• _Task description_: Reproduce all of the listing below without alteration.

• _Data_:
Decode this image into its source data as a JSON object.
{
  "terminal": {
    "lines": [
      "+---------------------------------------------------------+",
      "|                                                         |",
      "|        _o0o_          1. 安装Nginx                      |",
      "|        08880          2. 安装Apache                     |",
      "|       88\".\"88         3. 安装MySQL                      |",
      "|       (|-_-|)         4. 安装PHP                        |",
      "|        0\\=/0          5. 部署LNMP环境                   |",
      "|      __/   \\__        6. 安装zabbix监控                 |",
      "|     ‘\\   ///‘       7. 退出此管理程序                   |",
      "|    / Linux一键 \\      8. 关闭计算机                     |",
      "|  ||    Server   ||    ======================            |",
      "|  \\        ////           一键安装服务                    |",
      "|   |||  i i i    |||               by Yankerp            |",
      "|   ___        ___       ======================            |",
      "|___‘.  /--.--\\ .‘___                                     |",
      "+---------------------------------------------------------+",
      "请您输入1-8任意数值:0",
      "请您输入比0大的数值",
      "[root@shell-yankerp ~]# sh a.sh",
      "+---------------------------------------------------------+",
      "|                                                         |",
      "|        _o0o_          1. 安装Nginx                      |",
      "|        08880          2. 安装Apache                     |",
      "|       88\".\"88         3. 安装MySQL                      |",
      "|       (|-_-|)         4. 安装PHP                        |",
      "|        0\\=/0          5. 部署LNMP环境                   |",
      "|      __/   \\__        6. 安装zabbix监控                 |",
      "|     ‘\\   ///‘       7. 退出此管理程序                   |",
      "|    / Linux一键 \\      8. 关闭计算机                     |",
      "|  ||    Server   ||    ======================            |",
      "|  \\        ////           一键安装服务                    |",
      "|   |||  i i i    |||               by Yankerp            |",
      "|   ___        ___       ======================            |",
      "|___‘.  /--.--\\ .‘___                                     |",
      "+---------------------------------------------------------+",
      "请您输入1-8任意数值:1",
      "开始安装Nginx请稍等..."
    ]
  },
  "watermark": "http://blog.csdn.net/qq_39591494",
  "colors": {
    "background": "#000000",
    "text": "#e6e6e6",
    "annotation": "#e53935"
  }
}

• _Finished exercise_:
Decode this image into its source data as a JSON object.
{
  "terminal": {
    "lines": [
      "+---------------------------------------------------------+",
      "|                                                         |",
      "|        _o0o_          1. 安装Nginx                      |",
      "|        08880          2. 安装Apache                     |",
      "|       88\".\"88         3. 安装MySQL                      |",
      "|       (|-_-|)         4. 安装PHP                        |",
      "|        0\\=/0          5. 部署LNMP环境                   |",
      "|      __/   \\__        6. 安装zabbix监控                 |",
      "|     ‘\\   ///‘       7. 退出此管理程序                   |",
      "|    / Linux一键 \\      8. 关闭计算机                     |",
      "|  ||    Server   ||    ======================            |",
      "|  \\        ////           一键安装服务                    |",
      "|   |||  i i i    |||               by Yankerp            |",
      "|   ___        ___       ======================            |",
      "|___‘.  /--.--\\ .‘___                                     |",
      "+---------------------------------------------------------+",
      "请您输入1-8任意数值:0",
      "请您输入比0大的数值",
      "[root@shell-yankerp ~]# sh a.sh",
      "+---------------------------------------------------------+",
      "|                                                         |",
      "|        _o0o_          1. 安装Nginx                      |",
      "|        08880          2. 安装Apache                     |",
      "|       88\".\"88         3. 安装MySQL                      |",
      "|       (|-_-|)         4. 安装PHP                        |",
      "|        0\\=/0          5. 部署LNMP环境                   |",
      "|      __/   \\__        6. 安装zabbix监控                 |",
      "|     ‘\\   ///‘       7. 退出此管理程序                   |",
      "|    / Linux一键 \\      8. 关闭计算机                     |",
      "|  ||    Server   ||    ======================            |",
      "|  \\        ////           一键安装服务                    |",
      "|   |||  i i i    |||               by Yankerp            |",
      "|   ___        ___       ======================            |",
      "|___‘.  /--.--\\ .‘___                                     |",
      "+---------------------------------------------------------+",
      "请您输入1-8任意数值:1",
      "开始安装Nginx请稍等..."
    ]
  },
  "watermark": "http://blog.csdn.net/qq_39591494",
  "colors": {
    "background": "#000000",
    "text": "#e6e6e6",
    "annotation": "#e53935"
  }
}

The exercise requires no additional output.